> EXERCISE TASK
Find all lines in the records that include the word "name", and copy them out.
** START RECORD SET **
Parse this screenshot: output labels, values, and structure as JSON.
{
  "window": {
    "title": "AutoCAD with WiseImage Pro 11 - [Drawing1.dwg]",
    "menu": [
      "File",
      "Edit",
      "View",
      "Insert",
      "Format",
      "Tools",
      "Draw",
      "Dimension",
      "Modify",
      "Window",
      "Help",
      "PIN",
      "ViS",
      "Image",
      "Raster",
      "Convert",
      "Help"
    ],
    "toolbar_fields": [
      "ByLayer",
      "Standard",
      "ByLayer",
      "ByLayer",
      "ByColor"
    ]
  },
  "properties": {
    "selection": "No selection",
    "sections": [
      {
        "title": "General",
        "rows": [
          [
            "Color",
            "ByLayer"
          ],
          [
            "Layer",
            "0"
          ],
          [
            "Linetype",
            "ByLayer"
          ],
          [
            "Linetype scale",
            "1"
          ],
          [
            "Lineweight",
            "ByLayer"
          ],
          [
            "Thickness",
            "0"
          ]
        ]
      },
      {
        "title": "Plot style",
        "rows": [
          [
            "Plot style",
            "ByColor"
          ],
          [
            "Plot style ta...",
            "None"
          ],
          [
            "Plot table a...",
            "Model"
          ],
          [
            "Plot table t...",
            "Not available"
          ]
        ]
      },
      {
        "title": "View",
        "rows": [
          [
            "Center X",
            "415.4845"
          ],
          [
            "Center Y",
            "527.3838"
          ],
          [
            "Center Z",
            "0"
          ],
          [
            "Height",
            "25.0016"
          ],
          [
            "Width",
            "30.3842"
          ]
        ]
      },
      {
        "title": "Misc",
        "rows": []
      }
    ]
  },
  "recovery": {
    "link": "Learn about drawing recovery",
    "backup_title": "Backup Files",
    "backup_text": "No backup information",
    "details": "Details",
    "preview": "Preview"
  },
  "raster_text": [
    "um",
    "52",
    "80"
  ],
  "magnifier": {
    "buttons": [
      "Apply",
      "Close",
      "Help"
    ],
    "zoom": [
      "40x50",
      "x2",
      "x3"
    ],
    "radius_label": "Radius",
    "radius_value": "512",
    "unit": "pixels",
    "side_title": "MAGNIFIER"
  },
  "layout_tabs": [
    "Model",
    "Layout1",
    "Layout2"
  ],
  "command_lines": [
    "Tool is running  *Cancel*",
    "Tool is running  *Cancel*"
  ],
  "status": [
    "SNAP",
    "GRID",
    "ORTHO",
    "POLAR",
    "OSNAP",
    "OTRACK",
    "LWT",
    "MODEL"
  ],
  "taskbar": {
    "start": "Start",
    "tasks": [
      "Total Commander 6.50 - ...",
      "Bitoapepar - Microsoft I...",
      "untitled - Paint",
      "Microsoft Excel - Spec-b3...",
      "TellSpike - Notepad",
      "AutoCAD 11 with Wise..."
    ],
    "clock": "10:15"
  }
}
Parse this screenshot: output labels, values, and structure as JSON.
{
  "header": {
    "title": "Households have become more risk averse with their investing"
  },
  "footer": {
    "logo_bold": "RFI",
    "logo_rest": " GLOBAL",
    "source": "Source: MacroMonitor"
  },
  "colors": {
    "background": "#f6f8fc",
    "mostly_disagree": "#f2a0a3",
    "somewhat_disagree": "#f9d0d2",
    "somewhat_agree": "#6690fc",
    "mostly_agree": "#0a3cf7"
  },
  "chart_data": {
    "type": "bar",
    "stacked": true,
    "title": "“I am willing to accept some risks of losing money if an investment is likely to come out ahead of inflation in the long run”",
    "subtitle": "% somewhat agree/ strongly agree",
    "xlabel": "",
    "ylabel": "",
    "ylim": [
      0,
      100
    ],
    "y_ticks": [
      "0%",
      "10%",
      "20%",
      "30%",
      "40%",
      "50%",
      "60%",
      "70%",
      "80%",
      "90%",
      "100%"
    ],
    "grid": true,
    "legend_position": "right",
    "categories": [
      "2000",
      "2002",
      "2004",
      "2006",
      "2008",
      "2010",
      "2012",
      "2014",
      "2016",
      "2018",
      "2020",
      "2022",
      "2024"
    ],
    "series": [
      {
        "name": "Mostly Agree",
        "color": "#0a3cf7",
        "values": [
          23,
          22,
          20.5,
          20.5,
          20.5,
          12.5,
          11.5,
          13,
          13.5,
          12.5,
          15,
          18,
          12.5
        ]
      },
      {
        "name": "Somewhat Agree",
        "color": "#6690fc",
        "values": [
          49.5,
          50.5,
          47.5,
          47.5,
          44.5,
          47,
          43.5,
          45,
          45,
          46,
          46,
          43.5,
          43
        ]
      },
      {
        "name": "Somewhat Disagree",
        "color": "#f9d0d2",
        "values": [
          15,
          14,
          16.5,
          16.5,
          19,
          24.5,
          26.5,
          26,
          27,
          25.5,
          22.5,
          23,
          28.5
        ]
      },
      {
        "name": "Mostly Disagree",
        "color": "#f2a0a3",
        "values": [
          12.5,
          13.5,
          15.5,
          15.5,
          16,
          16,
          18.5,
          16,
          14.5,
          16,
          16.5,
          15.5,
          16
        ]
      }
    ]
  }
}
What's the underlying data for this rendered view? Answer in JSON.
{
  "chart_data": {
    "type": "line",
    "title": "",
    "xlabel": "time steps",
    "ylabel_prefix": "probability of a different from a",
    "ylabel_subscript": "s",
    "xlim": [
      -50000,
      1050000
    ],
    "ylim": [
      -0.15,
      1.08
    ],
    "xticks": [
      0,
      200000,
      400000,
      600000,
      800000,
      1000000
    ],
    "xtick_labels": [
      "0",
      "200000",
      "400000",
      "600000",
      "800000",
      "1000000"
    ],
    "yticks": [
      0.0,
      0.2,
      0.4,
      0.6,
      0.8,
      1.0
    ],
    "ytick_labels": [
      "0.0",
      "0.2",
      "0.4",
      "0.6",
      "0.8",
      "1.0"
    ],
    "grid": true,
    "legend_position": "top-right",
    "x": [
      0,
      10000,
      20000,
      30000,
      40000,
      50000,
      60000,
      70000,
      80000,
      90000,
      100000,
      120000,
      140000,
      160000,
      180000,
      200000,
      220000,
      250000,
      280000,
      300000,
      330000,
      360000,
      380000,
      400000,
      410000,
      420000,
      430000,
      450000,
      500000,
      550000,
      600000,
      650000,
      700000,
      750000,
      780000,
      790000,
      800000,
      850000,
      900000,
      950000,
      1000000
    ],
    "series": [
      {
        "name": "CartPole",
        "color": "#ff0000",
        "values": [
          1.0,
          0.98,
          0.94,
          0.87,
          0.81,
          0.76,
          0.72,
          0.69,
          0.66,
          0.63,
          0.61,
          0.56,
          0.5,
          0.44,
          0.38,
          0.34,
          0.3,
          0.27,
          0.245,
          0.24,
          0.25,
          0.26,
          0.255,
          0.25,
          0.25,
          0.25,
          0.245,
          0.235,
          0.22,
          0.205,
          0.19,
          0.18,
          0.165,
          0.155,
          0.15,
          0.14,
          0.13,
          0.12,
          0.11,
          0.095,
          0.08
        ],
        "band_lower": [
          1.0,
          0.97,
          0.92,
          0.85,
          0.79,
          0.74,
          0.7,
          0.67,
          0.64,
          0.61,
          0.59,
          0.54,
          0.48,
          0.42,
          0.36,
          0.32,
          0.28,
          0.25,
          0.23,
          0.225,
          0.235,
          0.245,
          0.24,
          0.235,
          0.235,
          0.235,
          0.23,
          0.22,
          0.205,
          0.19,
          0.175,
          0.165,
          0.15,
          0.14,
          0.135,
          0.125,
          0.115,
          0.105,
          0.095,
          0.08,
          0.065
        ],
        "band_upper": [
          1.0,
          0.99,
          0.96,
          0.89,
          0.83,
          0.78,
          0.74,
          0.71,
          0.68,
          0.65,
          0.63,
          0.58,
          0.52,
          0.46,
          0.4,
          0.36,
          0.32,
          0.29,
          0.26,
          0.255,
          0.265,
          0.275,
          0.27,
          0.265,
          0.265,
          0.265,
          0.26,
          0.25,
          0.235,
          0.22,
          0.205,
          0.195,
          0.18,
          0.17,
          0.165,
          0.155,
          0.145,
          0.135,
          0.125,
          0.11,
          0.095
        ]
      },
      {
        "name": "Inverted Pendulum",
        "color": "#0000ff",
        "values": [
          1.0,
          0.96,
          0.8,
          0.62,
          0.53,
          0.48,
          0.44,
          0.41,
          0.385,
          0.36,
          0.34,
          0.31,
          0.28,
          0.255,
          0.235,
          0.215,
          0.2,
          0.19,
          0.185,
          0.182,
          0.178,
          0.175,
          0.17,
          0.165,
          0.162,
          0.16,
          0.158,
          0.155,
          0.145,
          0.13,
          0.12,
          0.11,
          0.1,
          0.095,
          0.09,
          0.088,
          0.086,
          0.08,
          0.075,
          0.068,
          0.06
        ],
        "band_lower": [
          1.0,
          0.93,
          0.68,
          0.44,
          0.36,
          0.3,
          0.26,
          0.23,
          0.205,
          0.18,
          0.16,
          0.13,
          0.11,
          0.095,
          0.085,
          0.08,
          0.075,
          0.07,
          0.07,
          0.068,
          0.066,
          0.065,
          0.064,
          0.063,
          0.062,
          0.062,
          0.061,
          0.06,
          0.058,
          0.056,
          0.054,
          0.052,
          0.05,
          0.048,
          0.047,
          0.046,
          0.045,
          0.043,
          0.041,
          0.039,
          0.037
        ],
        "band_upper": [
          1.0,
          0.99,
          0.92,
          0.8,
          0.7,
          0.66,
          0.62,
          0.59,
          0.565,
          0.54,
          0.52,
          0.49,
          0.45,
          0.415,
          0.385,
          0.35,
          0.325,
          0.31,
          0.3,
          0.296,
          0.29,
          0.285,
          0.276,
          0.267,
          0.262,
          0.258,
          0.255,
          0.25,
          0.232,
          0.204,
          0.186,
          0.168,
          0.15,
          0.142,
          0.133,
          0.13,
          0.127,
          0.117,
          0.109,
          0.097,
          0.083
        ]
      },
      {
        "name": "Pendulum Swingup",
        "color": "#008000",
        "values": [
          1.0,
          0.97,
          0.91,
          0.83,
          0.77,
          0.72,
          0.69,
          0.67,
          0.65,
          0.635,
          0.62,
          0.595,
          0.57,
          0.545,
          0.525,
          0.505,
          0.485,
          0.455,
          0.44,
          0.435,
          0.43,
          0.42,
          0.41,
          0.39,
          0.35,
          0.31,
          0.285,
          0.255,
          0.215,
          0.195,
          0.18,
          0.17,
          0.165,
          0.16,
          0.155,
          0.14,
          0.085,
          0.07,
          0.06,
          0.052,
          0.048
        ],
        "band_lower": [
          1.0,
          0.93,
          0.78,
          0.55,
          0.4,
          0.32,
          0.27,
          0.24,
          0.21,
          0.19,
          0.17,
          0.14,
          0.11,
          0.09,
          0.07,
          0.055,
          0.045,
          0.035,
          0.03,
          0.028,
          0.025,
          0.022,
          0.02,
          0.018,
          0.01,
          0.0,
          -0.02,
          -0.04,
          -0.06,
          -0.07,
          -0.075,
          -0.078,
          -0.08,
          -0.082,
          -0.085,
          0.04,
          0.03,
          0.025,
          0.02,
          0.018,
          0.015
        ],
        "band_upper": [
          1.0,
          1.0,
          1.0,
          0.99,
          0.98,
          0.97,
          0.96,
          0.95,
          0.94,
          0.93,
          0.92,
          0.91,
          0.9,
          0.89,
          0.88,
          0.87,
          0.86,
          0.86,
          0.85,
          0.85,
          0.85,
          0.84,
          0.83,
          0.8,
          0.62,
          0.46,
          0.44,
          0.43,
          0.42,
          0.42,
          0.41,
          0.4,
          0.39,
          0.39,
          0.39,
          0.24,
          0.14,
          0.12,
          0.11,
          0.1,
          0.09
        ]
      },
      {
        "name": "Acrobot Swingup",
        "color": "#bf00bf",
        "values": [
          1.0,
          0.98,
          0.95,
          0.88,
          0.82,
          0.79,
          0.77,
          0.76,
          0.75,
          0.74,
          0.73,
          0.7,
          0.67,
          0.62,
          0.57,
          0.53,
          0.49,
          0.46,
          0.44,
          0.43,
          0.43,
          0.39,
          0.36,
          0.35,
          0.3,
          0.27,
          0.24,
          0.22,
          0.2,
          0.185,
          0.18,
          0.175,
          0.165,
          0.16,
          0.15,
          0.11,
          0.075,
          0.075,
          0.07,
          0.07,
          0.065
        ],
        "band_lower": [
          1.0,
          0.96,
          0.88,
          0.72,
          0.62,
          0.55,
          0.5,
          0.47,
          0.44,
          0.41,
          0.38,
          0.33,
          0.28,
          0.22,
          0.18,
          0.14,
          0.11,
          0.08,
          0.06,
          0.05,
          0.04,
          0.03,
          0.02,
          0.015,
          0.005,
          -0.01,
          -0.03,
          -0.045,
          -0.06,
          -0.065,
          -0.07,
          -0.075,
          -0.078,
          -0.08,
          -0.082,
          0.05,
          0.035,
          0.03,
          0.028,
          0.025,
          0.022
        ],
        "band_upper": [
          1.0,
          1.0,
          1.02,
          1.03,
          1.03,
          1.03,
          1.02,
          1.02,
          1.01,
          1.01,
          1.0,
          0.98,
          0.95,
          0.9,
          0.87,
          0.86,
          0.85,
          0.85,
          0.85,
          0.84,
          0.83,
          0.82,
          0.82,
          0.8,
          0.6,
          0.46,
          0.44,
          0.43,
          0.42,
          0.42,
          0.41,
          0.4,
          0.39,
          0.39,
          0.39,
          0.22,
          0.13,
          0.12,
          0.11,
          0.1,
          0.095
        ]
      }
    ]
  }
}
** END RECORD SET **
> ANSWER TO THE EXERCISE
        "name": "Mostly Agree",
        "name": "Somewhat Agree",
        "name": "Somewhat Disagree",
        "name": "Mostly Disagree",
        "name": "CartPole",
        "name": "Inverted Pendulum",
        "name": "Pendulum Swingup",
        "name": "Acrobot Swingup",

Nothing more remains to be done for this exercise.